__Goal__.
Count how many lines include "todos" and answer with that number only.
>> Begin Data excerpts
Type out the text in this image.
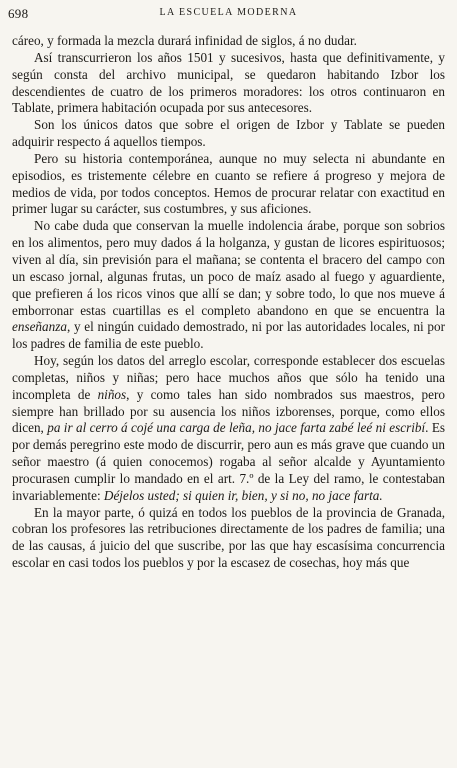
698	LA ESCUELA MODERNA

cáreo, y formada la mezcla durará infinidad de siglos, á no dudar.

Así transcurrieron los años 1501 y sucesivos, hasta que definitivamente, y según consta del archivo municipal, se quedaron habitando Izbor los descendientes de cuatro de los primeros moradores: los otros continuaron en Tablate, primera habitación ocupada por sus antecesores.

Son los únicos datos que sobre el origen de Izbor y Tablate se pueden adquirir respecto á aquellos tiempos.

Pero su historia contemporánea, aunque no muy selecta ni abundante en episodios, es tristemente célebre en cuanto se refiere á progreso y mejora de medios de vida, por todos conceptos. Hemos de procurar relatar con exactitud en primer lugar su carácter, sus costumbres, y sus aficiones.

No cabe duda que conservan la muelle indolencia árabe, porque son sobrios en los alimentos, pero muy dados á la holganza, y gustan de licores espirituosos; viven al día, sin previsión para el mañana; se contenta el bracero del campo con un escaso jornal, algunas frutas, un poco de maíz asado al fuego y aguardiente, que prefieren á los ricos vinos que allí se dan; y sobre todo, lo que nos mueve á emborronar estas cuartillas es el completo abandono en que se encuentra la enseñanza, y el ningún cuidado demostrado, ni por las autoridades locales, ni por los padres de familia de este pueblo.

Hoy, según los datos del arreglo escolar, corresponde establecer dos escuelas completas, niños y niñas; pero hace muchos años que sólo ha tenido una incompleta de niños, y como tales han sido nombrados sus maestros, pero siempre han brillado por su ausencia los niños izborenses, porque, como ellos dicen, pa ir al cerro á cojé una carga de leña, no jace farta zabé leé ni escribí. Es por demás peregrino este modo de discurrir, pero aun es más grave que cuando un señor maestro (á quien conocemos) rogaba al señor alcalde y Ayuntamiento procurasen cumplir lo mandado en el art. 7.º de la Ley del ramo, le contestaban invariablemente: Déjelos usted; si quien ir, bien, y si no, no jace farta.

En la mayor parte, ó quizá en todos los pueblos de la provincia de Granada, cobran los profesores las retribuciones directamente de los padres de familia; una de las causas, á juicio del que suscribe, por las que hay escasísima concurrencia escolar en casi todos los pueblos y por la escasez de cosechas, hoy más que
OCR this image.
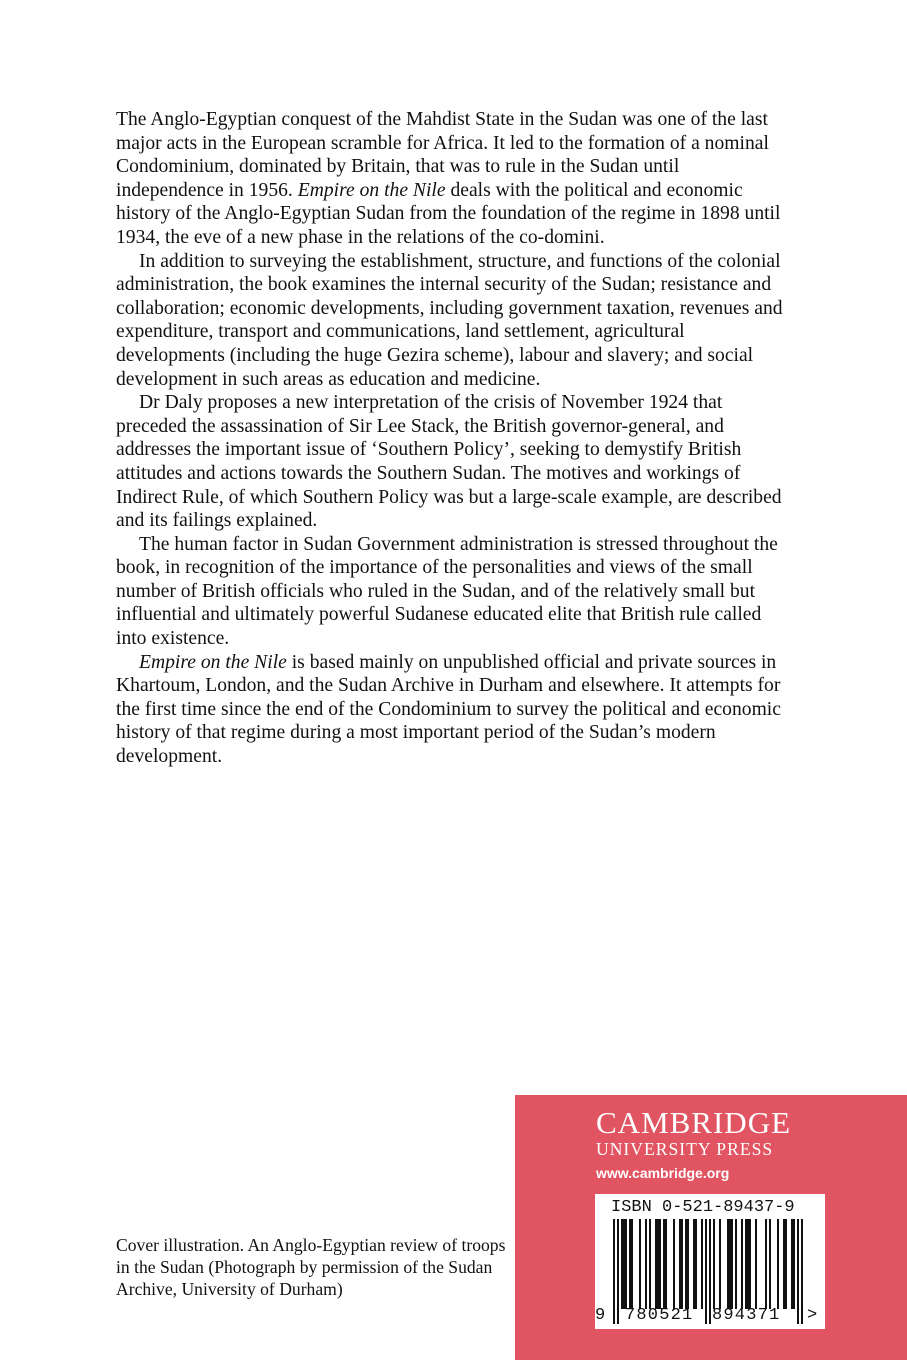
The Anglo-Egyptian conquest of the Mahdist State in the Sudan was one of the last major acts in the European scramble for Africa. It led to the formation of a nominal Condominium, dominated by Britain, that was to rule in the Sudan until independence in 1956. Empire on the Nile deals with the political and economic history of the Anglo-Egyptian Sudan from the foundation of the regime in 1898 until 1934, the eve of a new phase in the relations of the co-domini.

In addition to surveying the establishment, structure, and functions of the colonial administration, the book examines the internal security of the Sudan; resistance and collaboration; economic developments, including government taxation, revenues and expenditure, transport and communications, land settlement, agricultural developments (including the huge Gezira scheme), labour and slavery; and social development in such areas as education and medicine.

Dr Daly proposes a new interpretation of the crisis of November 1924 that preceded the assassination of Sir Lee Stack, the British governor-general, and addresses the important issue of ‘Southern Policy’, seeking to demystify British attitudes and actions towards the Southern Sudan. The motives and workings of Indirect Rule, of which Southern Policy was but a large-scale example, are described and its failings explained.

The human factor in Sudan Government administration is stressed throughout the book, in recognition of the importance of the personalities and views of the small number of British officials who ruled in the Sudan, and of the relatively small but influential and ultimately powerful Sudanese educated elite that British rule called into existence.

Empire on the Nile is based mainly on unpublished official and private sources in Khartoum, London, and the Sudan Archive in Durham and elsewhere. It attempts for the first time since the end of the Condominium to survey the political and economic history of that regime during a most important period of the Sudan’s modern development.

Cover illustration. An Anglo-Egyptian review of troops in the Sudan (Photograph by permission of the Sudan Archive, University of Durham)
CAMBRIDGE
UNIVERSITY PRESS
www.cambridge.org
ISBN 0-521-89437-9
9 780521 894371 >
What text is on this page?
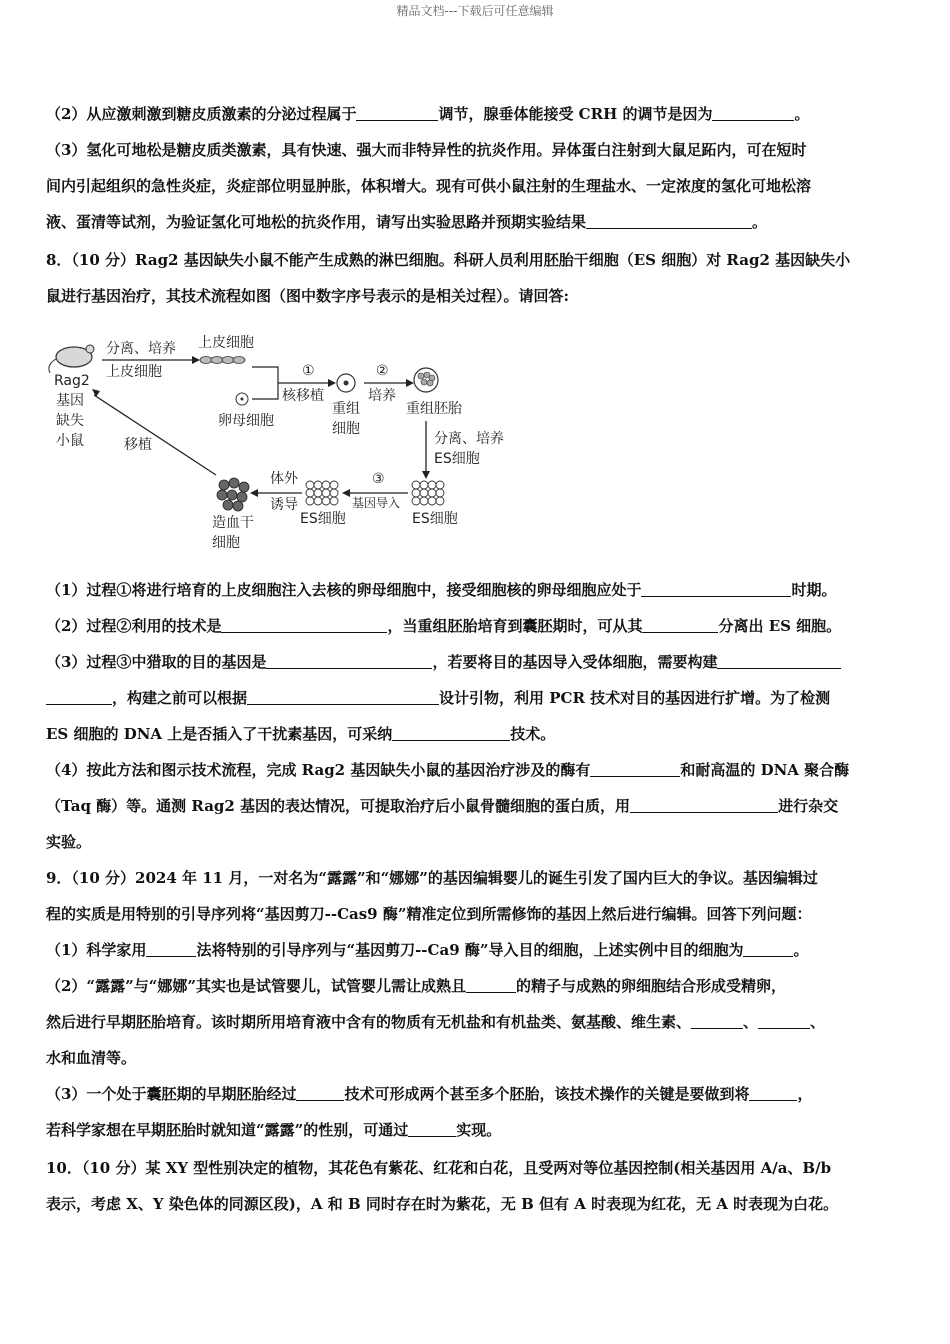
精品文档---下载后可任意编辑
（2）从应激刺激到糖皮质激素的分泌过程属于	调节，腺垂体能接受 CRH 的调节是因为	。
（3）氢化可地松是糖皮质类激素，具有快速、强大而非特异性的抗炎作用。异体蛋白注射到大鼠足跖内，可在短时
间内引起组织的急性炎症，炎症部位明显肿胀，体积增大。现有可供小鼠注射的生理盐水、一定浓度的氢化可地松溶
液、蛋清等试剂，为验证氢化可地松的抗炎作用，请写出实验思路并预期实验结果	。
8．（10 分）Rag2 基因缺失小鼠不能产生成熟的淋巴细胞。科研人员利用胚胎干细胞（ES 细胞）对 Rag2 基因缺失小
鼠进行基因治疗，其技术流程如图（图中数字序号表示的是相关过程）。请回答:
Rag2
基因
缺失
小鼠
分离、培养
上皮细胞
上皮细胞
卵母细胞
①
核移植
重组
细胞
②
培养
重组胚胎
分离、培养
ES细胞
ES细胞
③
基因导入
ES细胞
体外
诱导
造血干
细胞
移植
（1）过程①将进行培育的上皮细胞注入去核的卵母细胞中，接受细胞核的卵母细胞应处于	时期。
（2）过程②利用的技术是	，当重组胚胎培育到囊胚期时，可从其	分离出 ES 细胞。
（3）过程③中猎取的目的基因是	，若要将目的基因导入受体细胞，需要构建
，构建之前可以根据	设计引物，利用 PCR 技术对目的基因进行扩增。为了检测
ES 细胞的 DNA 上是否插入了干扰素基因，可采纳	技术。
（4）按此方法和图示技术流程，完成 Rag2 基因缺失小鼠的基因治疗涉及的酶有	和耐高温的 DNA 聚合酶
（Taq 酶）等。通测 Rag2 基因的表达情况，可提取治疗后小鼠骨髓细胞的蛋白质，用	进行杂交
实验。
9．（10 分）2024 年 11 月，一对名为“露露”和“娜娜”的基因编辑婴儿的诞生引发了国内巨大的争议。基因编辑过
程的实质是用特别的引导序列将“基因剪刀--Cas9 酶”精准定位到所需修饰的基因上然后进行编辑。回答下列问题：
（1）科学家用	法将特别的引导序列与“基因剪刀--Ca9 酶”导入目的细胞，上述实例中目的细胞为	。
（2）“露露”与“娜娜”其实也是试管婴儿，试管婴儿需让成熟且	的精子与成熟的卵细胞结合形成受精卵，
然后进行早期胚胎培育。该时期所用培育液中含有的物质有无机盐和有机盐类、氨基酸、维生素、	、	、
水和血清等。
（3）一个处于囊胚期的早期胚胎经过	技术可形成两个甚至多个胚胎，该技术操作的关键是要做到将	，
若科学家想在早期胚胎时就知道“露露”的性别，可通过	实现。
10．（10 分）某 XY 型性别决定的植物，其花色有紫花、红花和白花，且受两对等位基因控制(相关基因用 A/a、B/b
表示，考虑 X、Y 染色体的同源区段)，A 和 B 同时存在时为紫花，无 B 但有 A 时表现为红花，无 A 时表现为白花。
>> End Data excerpts
__Reply to the exercise__.
2